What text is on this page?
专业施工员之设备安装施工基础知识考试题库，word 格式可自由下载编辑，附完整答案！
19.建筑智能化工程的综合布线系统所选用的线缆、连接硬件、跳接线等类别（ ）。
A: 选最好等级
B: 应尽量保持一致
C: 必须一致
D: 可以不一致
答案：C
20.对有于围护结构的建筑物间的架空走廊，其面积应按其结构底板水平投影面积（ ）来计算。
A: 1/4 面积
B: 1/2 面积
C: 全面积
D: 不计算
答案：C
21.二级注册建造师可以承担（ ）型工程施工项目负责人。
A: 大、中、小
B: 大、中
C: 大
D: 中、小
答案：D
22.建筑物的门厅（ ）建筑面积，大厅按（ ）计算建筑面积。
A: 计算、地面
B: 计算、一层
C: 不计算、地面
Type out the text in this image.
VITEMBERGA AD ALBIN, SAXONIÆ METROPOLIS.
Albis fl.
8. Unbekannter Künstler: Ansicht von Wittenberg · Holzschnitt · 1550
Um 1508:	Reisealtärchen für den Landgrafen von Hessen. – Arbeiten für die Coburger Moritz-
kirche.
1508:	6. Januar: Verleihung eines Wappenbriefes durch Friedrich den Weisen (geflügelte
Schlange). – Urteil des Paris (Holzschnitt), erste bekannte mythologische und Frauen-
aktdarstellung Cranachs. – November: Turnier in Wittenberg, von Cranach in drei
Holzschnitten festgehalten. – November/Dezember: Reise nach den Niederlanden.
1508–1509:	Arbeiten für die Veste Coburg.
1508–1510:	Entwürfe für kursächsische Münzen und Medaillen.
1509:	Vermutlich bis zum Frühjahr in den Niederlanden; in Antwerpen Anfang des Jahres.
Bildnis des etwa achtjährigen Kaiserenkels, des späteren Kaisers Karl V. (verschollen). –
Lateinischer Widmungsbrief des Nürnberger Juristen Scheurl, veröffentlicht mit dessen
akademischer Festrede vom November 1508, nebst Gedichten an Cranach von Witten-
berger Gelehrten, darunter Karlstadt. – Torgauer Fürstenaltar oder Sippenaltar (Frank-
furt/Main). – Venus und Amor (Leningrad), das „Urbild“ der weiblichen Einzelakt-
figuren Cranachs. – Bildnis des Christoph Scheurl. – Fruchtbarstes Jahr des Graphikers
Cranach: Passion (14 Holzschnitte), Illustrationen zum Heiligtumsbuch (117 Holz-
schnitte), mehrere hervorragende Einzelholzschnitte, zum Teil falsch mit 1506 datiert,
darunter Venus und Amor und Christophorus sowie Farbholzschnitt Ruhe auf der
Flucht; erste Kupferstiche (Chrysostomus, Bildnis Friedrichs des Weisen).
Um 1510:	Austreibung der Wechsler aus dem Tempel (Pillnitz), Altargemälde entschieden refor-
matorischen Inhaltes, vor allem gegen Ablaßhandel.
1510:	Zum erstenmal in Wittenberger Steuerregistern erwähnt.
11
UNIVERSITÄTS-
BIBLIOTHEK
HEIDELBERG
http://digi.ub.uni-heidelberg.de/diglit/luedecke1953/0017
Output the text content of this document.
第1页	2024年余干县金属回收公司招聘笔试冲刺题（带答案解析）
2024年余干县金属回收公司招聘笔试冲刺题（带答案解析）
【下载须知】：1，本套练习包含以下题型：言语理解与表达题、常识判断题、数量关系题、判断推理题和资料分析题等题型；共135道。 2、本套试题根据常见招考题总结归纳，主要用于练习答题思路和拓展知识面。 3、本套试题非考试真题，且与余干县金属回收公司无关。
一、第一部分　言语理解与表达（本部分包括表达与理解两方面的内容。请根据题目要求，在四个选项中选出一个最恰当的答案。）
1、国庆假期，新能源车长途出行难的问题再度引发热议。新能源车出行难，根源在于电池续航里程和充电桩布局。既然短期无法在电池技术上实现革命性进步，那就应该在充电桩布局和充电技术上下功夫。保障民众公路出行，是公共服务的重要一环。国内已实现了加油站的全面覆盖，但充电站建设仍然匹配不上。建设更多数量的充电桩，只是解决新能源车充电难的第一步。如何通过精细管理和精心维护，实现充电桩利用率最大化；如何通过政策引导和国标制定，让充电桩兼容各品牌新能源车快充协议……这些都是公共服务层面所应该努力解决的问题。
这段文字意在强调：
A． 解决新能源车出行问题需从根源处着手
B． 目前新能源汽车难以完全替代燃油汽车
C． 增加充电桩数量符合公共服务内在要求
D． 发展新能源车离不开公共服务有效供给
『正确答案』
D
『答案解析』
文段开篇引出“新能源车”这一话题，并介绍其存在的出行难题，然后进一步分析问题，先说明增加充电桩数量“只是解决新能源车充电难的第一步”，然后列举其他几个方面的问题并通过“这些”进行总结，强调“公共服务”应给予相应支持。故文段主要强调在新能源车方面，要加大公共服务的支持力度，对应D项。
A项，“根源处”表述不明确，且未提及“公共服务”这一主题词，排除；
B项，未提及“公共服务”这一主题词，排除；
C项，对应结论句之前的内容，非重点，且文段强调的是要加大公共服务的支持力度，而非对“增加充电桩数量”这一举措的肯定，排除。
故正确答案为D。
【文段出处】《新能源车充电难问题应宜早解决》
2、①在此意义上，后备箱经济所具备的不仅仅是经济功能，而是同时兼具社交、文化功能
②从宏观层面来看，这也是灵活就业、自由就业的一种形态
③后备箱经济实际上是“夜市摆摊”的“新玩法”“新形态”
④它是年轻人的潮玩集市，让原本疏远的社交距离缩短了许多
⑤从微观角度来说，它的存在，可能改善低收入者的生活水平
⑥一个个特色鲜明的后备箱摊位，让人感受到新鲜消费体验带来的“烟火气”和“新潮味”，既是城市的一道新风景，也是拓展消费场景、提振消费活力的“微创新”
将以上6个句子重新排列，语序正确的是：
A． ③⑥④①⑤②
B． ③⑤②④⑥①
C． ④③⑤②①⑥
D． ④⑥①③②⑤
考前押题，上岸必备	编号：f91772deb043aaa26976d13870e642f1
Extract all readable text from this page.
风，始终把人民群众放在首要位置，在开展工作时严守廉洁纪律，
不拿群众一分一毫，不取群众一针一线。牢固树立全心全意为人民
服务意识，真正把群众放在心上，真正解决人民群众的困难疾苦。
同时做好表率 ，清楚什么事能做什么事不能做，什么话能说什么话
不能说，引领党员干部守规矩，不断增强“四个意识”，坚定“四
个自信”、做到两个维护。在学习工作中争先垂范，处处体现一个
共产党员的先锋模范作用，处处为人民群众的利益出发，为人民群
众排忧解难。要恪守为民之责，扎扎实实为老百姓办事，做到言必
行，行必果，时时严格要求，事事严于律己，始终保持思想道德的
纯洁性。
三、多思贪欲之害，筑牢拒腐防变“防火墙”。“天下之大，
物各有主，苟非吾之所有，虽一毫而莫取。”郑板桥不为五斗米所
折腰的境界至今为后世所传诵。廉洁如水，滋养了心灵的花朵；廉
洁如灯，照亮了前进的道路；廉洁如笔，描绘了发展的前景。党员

****

▶ _WORK INSTRUCTIONS_: Copy out every line where the word "this" occurs.

▶ _REPLY TO THE TASK_:
What text is on this page?
Type out the text in this image.
Output the text content of this document.
Extract all readable text from this page.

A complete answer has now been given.